Exercise prompt:
Reproduce verbatim the stretch of rows from the line containing "cadastral-number-cell: 10:01:0110133:317 <box>139" through the line containing "table-row <box>63 373 612 399</box>", including both of those lines, and output nothing else.

Information given:
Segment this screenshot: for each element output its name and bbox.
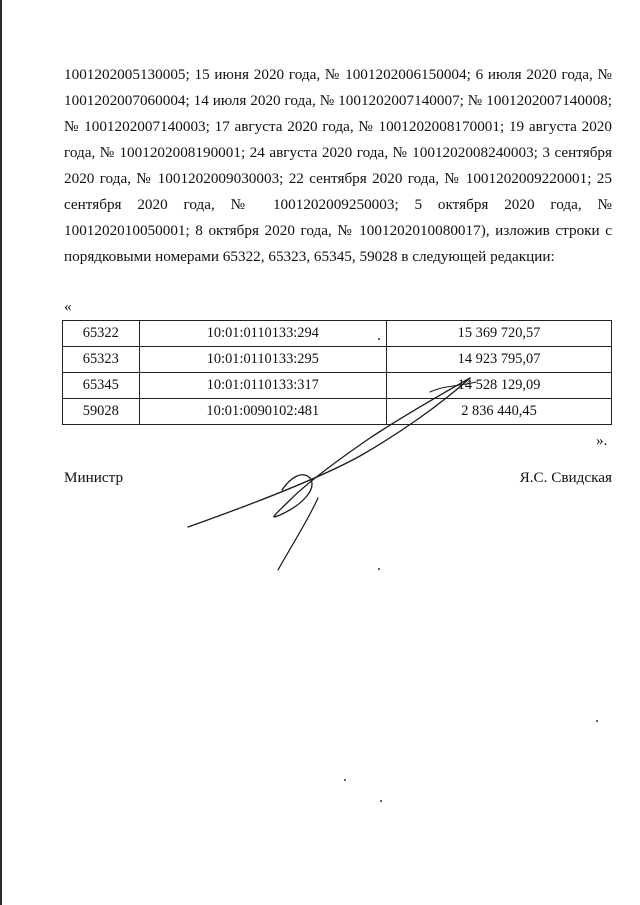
cadastral-number-cell: 10:01:0110133:317 <box>139 373 387 399</box>
scan-edge-line <box>0 0 2 905</box>
opening-quote: « <box>64 298 72 315</box>
closing-quote: ». <box>596 432 608 449</box>
scan-speck <box>596 720 598 722</box>
cadastral-value-cell: 15 369 720,57 <box>387 321 612 347</box>
table-row <box>63 373 612 399</box>
row-number-cell: 59028 <box>63 399 140 425</box>
cadastral-number-cell: 10:01:0090102:481 <box>139 399 387 425</box>
cadastral-value-cell: 2 836 440,45 <box>387 399 612 425</box>
table-row <box>63 347 612 373</box>
row-number-cell: 65323 <box>63 347 140 373</box>
scan-speck <box>378 338 380 340</box>
cadastral-number-cell: 10:01:0110133:295 <box>139 347 387 373</box>
scan-speck <box>344 779 346 781</box>
cadastral-value-table <box>62 320 612 425</box>
cadastral-value-cell: 14 923 795,07 <box>387 347 612 373</box>
row-number-cell: 65345 <box>63 373 140 399</box>
row-number-cell: 65322 <box>63 321 140 347</box>
signer-title: Министр <box>64 469 124 486</box>
scan-speck <box>380 800 382 802</box>
table-row <box>63 399 612 425</box>
cadastral-number-cell: 10:01:0110133:294 <box>139 321 387 347</box>
cadastral-value-cell: 14 528 129,09 <box>387 373 612 399</box>
scan-speck <box>378 568 380 570</box>
body-paragraph: 1001202005130005; 15 июня 2020 года, № 1001202006150004; 6 июля 2020 года, № 1001202007060004; 14 июля 2020 года, № 1001202007140007; № 1001202007140008; № 1001202007140003; 17 августа 2020 года, № 1001202008170001; 19 августа 2020 года, № 1001202008190001; 24 августа 2020 года, № 1001202008240003; 3 сентября 2020 года, № 1001202009030003; 22 сентября 2020 года, № 1001202009220001; 25 сентября 2020 года, № 1001202009250003; 5 октября 2020 года, № 1001202010050001; 8 октября 2020 года, № 1001202010080017), изложив строки с порядковыми номерами 65322, 65323, 65345, 59028 в следующей редакции: <box>64 66 612 265</box>
table-row <box>63 321 612 347</box>
signer-name: Я.С. Свидская <box>519 469 612 486</box>
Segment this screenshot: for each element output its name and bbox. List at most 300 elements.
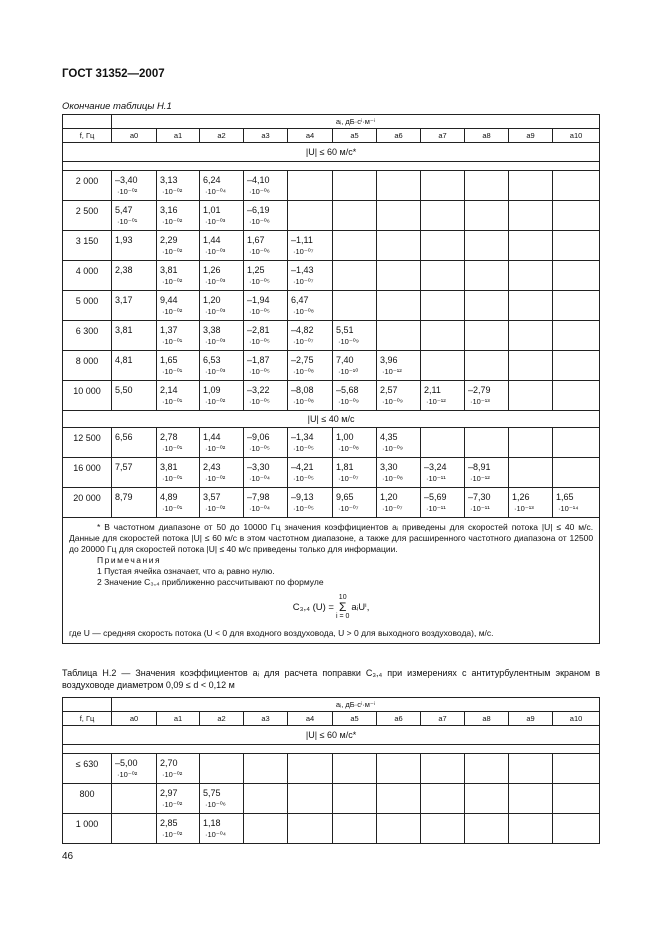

Exercise solution:
cadastral-number-cell: 10:01:0110133:317 <box>139 373 387 399</box>
scan-edge-line <box>0 0 2 905</box>
opening-quote: « <box>64 298 72 315</box>
closing-quote: ». <box>596 432 608 449</box>
scan-speck <box>596 720 598 722</box>
cadastral-value-cell: 15 369 720,57 <box>387 321 612 347</box>
table-row <box>63 373 612 399</box>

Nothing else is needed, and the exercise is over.